Work to complete
Which lines hold the word "screenshot"? Show each of them.
━━ Material ━━
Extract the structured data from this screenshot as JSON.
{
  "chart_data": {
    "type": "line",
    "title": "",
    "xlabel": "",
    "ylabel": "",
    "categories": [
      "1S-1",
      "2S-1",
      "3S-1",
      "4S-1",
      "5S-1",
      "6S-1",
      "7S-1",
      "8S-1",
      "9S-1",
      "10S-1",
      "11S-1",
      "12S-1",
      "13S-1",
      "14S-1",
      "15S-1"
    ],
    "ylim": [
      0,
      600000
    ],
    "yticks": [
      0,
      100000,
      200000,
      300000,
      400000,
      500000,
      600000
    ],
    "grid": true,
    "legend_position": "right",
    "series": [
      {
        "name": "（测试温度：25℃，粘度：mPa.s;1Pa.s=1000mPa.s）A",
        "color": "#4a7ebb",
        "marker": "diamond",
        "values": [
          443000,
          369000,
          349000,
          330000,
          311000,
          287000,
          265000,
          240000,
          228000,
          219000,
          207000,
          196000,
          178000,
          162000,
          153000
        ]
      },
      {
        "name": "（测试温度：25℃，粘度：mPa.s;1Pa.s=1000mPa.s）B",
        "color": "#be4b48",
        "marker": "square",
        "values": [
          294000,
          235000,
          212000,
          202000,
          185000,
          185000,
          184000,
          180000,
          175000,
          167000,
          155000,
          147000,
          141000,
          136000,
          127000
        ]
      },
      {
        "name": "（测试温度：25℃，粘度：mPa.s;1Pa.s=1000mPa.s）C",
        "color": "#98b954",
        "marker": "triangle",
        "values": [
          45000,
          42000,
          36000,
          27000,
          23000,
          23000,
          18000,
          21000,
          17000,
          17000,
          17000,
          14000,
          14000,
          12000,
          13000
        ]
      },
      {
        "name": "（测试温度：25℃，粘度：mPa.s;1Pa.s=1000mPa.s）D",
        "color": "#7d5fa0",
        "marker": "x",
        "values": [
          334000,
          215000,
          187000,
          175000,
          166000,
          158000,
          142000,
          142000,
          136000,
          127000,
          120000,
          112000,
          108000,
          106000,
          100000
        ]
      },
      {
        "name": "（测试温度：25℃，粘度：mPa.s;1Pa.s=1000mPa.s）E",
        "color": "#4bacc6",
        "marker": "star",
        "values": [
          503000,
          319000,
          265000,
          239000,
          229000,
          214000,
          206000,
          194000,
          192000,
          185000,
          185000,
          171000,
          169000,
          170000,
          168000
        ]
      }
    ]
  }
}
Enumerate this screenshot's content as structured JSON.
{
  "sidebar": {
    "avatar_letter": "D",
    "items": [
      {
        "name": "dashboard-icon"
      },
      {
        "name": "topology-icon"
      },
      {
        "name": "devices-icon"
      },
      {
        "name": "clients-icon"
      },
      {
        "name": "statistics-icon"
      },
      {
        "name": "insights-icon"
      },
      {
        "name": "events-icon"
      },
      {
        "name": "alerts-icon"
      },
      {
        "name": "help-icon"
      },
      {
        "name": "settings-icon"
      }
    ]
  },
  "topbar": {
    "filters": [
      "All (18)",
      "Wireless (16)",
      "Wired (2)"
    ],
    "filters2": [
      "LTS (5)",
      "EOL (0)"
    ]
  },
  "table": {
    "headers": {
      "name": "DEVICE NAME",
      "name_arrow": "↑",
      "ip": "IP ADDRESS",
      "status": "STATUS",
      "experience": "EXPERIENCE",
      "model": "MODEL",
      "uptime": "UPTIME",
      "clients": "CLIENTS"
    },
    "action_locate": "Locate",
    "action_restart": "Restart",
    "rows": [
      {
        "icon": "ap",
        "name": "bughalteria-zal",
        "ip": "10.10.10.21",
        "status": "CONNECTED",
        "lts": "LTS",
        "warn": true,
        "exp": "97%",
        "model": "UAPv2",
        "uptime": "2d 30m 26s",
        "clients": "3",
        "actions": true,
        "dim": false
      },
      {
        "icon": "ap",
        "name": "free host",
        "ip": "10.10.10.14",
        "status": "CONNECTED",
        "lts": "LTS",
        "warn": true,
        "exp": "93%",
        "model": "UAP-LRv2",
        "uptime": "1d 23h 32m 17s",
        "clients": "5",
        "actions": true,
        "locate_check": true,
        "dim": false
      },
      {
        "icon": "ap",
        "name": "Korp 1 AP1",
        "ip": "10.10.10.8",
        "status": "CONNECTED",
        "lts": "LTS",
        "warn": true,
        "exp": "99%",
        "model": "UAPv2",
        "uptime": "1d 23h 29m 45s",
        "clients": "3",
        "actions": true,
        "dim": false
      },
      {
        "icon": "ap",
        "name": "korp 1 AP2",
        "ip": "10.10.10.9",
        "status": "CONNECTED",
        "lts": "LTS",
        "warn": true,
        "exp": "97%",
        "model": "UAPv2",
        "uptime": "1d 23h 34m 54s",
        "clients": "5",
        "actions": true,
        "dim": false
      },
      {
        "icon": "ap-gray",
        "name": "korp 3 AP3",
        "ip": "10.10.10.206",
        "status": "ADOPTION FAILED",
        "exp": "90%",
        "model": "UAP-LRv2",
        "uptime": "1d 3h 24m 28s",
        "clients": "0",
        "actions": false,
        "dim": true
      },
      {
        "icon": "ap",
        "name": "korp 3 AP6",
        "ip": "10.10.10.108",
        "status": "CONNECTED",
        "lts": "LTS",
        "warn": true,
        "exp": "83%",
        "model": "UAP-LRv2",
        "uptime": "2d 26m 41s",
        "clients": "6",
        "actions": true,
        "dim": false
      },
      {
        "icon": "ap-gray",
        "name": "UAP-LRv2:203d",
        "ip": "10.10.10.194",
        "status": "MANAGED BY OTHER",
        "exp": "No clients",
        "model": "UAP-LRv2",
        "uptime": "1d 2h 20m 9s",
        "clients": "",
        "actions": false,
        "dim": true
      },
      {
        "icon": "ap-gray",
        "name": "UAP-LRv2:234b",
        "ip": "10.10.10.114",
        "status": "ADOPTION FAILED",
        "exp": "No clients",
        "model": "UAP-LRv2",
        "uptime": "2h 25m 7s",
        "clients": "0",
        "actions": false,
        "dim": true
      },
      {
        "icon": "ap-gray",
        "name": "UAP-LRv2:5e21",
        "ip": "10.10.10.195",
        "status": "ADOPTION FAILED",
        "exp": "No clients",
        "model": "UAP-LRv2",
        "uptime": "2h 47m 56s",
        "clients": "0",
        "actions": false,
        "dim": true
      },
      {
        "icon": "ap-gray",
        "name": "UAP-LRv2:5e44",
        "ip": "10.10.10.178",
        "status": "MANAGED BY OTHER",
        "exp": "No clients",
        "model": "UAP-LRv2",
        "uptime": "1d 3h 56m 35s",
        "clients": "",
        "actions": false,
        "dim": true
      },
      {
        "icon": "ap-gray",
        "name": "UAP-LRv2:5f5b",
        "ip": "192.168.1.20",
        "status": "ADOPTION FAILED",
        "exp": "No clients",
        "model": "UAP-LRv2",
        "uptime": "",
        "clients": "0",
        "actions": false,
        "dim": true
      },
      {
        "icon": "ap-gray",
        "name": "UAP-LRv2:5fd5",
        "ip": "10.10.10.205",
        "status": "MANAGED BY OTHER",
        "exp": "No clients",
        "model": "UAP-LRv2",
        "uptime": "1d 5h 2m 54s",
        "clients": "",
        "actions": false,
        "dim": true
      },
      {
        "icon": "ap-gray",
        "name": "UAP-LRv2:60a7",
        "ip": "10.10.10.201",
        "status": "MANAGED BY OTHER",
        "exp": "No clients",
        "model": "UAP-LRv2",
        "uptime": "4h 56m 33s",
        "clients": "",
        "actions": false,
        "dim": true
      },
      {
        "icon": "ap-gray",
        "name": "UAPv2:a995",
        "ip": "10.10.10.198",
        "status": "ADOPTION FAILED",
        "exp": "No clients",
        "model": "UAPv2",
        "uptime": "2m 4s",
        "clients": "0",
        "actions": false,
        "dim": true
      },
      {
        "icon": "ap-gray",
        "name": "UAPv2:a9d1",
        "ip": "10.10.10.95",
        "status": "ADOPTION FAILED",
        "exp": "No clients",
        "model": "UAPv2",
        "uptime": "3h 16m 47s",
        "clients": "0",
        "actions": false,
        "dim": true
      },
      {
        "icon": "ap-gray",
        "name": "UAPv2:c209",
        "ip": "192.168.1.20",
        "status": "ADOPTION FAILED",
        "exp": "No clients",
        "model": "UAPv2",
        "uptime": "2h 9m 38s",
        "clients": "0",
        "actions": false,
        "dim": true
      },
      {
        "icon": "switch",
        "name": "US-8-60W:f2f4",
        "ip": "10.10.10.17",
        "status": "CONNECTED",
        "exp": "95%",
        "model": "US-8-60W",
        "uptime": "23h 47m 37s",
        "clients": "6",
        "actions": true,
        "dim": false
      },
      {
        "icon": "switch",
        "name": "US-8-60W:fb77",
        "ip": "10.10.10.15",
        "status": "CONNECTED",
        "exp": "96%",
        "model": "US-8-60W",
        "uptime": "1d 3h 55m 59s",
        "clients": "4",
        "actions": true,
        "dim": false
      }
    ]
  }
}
━━━
Completed task
Extract the structured data from this screenshot as JSON.
Enumerate this screenshot's content as structured JSON.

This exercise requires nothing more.